§ OBJECTIVE
Write the records out again, keeping each line exactly as it is.

§ DATA RECORDS
....

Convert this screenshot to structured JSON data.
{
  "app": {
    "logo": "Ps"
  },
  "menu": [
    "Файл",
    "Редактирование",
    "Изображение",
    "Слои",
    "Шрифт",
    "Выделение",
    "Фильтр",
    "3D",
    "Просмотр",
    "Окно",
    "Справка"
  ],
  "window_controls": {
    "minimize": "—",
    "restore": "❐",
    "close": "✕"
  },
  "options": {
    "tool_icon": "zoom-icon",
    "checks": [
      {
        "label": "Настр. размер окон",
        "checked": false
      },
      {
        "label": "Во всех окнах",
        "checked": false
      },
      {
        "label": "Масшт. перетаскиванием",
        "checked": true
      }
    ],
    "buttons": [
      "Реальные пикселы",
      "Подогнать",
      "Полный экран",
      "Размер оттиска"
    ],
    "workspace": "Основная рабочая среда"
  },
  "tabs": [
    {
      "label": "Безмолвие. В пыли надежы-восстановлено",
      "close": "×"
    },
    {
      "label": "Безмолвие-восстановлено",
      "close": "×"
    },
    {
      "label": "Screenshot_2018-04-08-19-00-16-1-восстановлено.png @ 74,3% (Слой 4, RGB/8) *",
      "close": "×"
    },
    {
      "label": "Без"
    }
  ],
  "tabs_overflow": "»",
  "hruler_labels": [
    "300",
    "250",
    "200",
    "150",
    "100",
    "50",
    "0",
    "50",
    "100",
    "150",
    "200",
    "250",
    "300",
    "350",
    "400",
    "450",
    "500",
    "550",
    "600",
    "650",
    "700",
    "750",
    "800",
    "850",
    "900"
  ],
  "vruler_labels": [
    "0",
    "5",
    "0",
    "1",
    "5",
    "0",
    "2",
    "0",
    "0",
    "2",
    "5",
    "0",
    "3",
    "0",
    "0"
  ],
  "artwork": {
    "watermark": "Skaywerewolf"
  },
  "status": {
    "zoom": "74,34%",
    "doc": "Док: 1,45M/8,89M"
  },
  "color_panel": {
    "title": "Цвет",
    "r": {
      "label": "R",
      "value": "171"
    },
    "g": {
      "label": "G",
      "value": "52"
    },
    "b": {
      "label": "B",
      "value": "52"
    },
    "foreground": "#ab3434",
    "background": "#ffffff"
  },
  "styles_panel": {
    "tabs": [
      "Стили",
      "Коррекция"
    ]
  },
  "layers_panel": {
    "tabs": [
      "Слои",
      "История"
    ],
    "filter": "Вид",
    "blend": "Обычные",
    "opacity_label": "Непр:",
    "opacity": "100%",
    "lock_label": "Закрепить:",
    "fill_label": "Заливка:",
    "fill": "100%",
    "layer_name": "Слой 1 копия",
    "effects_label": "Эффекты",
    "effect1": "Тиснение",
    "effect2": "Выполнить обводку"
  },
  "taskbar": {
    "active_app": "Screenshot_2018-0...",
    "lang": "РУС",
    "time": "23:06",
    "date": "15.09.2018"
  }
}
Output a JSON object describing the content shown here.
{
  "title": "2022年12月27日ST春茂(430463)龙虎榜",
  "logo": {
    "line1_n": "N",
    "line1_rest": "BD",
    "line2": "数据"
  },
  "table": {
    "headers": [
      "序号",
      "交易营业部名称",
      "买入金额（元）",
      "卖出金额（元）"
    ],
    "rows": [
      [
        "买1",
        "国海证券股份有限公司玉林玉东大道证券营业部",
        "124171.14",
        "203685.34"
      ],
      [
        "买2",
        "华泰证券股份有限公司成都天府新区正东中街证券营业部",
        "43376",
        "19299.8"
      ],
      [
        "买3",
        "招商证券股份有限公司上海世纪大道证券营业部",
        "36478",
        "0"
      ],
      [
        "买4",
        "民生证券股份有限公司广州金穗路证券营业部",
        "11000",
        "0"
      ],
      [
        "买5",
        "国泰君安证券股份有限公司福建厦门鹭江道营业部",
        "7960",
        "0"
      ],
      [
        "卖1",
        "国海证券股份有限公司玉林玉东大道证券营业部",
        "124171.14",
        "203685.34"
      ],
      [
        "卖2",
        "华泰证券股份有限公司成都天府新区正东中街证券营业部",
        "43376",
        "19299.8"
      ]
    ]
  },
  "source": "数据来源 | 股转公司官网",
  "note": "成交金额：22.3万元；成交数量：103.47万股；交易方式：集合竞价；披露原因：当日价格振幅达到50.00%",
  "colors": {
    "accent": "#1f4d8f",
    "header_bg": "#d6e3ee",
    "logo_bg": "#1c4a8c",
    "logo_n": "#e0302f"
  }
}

....

§ ANSWER FOR THIS EXERCISE
Convert this screenshot to structured JSON data.
{
  "app": {
    "logo": "Ps"
  },
  "menu": [
    "Файл",
    "Редактирование",
    "Изображение",
    "Слои",
    "Шрифт",
    "Выделение",
    "Фильтр",
    "3D",
    "Просмотр",
    "Окно",
    "Справка"
  ],
  "window_controls": {
    "minimize": "—",
    "restore": "❐",
    "close": "✕"
  },
  "options": {
    "tool_icon": "zoom-icon",
    "checks": [
      {
        "label": "Настр. размер окон",
        "checked": false
      },
      {
        "label": "Во всех окнах",
        "checked": false
      },
      {
        "label": "Масшт. перетаскиванием",
        "checked": true
      }
    ],
    "buttons": [
      "Реальные пикселы",
      "Подогнать",
      "Полный экран",
      "Размер оттиска"
    ],
    "workspace": "Основная рабочая среда"
  },
  "tabs": [
    {
      "label": "Безмолвие. В пыли надежы-восстановлено",
      "close": "×"
    },
    {
      "label": "Безмолвие-восстановлено",
      "close": "×"
    },
    {
      "label": "Screenshot_2018-04-08-19-00-16-1-восстановлено.png @ 74,3% (Слой 4, RGB/8) *",
      "close": "×"
    },
    {
      "label": "Без"
    }
  ],
  "tabs_overflow": "»",
  "hruler_labels": [
    "300",
    "250",
    "200",
    "150",
    "100",
    "50",
    "0",
    "50",
    "100",
    "150",
    "200",
    "250",
    "300",
    "350",
    "400",
    "450",
    "500",
    "550",
    "600",
    "650",
    "700",
    "750",
    "800",
    "850",
    "900"
  ],
  "vruler_labels": [
    "0",
    "5",
    "0",
    "1",
    "5",
    "0",
    "2",
    "0",
    "0",
    "2",
    "5",
    "0",
    "3",
    "0",
    "0"
  ],
  "artwork": {
    "watermark": "Skaywerewolf"
  },
  "status": {
    "zoom": "74,34%",
    "doc": "Док: 1,45M/8,89M"
  },
  "color_panel": {
    "title": "Цвет",
    "r": {
      "label": "R",
      "value": "171"
    },
    "g": {
      "label": "G",
      "value": "52"
    },
    "b": {
      "label": "B",
      "value": "52"
    },
    "foreground": "#ab3434",
    "background": "#ffffff"
  },
  "styles_panel": {
    "tabs": [
      "Стили",
      "Коррекция"
    ]
  },
  "layers_panel": {
    "tabs": [
      "Слои",
      "История"
    ],
    "filter": "Вид",
    "blend": "Обычные",
    "opacity_label": "Непр:",
    "opacity": "100%",
    "lock_label": "Закрепить:",
    "fill_label": "Заливка:",
    "fill": "100%",
    "layer_name": "Слой 1 копия",
    "effects_label": "Эффекты",
    "effect1": "Тиснение",
    "effect2": "Выполнить обводку"
  },
  "taskbar": {
    "active_app": "Screenshot_2018-0...",
    "lang": "РУС",
    "time": "23:06",
    "date": "15.09.2018"
  }
}
Output a JSON object describing the content shown here.
{
  "title": "2022年12月27日ST春茂(430463)龙虎榜",
  "logo": {
    "line1_n": "N",
    "line1_rest": "BD",
    "line2": "数据"
  },
  "table": {
    "headers": [
      "序号",
      "交易营业部名称",
      "买入金额（元）",
      "卖出金额（元）"
    ],
    "rows": [
      [
        "买1",
        "国海证券股份有限公司玉林玉东大道证券营业部",
        "124171.14",
        "203685.34"
      ],
      [
        "买2",
        "华泰证券股份有限公司成都天府新区正东中街证券营业部",
        "43376",
        "19299.8"
      ],
      [
        "买3",
        "招商证券股份有限公司上海世纪大道证券营业部",
        "36478",
        "0"
      ],
      [
        "买4",
        "民生证券股份有限公司广州金穗路证券营业部",
        "11000",
        "0"
      ],
      [
        "买5",
        "国泰君安证券股份有限公司福建厦门鹭江道营业部",
        "7960",
        "0"
      ],
      [
        "卖1",
        "国海证券股份有限公司玉林玉东大道证券营业部",
        "124171.14",
        "203685.34"
      ],
      [
        "卖2",
        "华泰证券股份有限公司成都天府新区正东中街证券营业部",
        "43376",
        "19299.8"
      ]
    ]
  },
  "source": "数据来源 | 股转公司官网",
  "note": "成交金额：22.3万元；成交数量：103.47万股；交易方式：集合竞价；披露原因：当日价格振幅达到50.00%",
  "colors": {
    "accent": "#1f4d8f",
    "header_bg": "#d6e3ee",
    "logo_bg": "#1c4a8c",
    "logo_n": "#e0302f"
  }
}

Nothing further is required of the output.